STATED PROBLEM: Identify each line holding the string "offers" and copy it.

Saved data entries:

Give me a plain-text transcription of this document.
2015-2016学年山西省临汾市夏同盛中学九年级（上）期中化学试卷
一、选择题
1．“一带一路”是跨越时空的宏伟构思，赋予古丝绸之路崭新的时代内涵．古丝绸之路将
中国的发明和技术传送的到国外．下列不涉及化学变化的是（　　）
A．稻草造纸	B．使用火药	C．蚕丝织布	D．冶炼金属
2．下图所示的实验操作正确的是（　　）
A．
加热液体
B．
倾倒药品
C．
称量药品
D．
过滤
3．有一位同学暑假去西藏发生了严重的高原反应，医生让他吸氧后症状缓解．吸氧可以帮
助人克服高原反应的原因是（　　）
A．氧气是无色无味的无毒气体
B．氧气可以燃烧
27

--

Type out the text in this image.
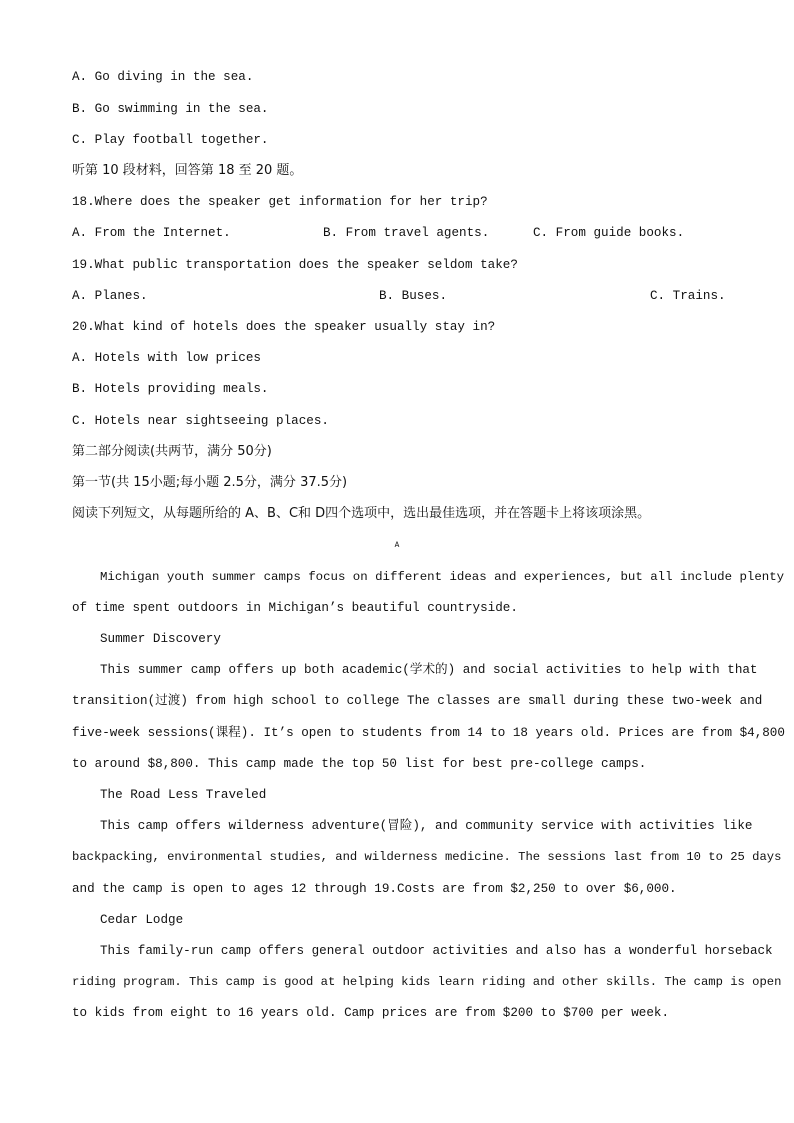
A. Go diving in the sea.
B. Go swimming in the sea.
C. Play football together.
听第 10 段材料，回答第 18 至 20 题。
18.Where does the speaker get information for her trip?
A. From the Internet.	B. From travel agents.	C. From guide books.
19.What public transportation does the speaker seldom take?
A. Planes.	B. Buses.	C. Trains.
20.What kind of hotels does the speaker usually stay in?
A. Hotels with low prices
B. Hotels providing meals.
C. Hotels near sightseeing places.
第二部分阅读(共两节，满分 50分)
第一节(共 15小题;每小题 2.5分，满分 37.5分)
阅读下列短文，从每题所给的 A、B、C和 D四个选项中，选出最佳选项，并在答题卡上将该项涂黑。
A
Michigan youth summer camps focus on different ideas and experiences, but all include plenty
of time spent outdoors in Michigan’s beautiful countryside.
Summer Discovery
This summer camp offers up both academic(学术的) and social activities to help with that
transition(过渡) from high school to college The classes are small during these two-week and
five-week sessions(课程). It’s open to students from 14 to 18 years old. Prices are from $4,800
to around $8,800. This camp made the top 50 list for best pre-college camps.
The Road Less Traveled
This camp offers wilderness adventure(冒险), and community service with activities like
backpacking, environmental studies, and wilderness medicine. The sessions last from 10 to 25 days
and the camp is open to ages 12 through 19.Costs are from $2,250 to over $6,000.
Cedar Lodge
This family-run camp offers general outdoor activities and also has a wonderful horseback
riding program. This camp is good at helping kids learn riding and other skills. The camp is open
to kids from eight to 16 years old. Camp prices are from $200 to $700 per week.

SOLVED EXERCISE:
This summer camp offers up both academic(学术的) and social activities to help with that
This camp offers wilderness adventure(冒险), and community service with activities like
This family-run camp offers general outdoor activities and also has a wonderful horseback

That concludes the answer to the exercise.